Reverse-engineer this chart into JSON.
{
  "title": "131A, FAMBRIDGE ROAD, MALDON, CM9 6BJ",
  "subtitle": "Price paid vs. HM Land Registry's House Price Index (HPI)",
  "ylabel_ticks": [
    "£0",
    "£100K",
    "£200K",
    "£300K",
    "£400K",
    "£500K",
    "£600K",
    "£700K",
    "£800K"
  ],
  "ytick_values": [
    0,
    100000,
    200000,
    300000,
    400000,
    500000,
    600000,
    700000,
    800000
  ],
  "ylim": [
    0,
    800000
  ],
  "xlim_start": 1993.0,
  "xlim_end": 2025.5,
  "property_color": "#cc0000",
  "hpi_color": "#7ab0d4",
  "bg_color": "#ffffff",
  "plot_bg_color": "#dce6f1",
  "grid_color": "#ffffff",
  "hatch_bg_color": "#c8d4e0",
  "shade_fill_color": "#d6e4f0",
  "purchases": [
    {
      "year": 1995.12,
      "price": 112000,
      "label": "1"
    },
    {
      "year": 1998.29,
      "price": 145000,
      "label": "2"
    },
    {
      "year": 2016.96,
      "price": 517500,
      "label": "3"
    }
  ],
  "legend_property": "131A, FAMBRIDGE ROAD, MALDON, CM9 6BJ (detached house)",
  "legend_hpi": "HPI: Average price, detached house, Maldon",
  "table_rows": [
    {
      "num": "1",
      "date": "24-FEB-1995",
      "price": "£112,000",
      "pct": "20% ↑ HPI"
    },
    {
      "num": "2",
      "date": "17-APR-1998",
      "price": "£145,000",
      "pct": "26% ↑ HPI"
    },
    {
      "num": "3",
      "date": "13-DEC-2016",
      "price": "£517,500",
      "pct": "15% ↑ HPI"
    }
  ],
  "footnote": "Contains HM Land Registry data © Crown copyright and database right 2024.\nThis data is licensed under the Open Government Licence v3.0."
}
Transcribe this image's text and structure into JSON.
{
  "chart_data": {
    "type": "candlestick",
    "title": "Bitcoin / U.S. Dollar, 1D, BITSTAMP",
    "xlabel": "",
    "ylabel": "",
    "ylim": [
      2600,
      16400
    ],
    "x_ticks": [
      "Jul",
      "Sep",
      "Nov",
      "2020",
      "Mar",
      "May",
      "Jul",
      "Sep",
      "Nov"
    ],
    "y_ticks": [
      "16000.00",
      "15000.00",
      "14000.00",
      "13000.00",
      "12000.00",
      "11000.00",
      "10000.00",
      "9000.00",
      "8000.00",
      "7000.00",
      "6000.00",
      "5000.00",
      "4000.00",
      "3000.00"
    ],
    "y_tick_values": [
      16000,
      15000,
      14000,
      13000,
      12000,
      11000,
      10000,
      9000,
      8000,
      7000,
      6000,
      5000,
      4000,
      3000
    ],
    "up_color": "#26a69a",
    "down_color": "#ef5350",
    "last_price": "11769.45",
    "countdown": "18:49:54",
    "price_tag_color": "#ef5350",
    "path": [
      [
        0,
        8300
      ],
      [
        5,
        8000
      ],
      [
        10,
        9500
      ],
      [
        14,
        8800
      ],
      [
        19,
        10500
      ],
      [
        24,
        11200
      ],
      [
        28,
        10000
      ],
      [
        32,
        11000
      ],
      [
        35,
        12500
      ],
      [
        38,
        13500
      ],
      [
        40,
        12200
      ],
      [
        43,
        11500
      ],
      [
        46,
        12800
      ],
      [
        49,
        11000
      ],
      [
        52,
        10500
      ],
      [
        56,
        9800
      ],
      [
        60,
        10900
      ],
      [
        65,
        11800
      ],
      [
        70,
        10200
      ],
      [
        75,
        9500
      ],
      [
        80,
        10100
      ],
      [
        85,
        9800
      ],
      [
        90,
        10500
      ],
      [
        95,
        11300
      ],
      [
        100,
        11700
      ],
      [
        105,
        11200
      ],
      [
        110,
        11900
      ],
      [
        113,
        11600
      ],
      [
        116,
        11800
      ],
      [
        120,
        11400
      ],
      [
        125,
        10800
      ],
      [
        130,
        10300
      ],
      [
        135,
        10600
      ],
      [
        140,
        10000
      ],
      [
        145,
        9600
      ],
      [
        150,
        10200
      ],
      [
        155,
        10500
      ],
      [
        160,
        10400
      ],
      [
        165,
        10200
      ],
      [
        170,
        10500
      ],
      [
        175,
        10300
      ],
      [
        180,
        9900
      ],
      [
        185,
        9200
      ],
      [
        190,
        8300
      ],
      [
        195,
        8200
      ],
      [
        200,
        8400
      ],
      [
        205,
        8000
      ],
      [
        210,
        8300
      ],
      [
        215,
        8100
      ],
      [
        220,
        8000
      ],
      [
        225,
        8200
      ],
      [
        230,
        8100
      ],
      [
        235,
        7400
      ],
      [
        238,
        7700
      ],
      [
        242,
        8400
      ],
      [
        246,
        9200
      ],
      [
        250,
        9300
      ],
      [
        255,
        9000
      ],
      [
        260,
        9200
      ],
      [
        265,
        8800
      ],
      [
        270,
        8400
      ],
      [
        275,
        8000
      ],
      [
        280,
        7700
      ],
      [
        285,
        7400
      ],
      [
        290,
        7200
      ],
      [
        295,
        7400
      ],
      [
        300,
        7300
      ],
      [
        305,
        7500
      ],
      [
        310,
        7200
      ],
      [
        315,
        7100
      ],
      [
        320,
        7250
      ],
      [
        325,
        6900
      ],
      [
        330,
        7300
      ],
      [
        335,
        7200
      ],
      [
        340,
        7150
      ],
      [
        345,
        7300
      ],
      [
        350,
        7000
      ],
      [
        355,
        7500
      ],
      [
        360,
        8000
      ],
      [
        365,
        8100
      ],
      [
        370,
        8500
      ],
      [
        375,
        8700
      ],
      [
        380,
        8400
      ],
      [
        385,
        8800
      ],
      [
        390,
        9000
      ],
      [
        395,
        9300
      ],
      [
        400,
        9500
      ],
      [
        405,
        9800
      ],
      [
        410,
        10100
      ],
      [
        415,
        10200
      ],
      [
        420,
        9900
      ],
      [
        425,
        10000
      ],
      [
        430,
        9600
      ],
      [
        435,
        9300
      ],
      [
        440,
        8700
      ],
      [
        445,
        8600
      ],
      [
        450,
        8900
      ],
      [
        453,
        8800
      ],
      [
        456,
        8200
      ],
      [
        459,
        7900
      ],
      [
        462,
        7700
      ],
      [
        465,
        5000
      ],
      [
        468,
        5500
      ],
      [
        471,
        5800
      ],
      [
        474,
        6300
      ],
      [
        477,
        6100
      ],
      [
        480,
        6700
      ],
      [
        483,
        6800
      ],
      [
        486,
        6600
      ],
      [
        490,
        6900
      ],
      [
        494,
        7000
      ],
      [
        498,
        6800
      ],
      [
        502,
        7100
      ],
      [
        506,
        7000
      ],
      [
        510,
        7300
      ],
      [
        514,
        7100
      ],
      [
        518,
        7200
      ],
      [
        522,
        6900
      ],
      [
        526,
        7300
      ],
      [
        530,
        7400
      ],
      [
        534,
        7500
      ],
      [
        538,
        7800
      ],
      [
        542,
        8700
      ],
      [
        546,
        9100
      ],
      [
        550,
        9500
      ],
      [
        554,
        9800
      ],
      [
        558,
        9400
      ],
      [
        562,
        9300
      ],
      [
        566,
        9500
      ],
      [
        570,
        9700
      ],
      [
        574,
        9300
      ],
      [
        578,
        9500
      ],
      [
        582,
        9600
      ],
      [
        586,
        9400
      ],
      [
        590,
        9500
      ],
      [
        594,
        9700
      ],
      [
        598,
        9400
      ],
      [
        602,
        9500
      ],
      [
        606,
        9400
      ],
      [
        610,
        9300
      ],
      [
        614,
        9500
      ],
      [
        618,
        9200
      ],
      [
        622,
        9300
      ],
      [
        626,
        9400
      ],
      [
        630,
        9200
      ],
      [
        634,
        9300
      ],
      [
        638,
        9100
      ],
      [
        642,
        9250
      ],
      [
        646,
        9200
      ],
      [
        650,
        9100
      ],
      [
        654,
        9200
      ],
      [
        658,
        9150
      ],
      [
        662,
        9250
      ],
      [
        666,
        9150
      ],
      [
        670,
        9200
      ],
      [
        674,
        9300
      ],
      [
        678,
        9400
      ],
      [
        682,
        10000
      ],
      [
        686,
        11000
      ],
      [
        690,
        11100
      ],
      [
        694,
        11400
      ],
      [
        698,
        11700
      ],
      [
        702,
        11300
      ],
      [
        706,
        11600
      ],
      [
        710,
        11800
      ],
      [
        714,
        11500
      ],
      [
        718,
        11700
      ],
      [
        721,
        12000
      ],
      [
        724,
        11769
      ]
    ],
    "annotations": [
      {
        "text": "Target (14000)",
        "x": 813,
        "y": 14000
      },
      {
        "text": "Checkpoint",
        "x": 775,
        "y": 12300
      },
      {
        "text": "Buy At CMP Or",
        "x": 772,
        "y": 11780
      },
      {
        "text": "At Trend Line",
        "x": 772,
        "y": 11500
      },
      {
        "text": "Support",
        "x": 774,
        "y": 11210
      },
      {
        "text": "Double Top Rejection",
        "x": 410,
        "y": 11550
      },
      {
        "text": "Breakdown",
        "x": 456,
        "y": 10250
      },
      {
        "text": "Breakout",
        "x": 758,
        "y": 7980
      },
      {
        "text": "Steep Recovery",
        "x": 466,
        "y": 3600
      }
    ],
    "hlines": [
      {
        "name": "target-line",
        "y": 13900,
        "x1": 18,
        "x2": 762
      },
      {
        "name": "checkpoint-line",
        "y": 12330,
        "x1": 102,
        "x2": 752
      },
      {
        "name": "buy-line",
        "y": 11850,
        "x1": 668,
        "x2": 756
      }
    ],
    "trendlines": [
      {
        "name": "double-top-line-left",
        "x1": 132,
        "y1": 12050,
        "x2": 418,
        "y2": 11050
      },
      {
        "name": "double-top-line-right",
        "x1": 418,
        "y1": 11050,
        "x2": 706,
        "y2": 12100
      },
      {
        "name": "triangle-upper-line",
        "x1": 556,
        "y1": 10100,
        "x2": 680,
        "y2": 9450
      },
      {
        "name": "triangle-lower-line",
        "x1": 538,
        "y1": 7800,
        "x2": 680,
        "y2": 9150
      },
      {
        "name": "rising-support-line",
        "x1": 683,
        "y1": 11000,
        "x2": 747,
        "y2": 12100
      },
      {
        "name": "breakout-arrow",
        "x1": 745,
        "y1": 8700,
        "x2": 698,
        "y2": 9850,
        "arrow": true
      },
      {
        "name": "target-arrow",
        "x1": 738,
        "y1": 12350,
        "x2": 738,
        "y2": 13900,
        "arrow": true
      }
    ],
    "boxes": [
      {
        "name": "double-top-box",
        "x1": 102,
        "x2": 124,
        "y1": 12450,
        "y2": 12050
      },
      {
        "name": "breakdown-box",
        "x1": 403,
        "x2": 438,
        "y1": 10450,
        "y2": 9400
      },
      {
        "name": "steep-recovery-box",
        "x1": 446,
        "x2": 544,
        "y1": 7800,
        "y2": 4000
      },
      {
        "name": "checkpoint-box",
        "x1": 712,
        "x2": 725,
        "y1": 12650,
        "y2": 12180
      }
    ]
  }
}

■ ■ ■ ■ ■

-- WORK TO DO --
Identify which lines contain the word "date" and copy each one.

-- EXERCISE ANSWER --
      "date": "24-FEB-1995",
      "date": "17-APR-1998",
      "date": "13-DEC-2016",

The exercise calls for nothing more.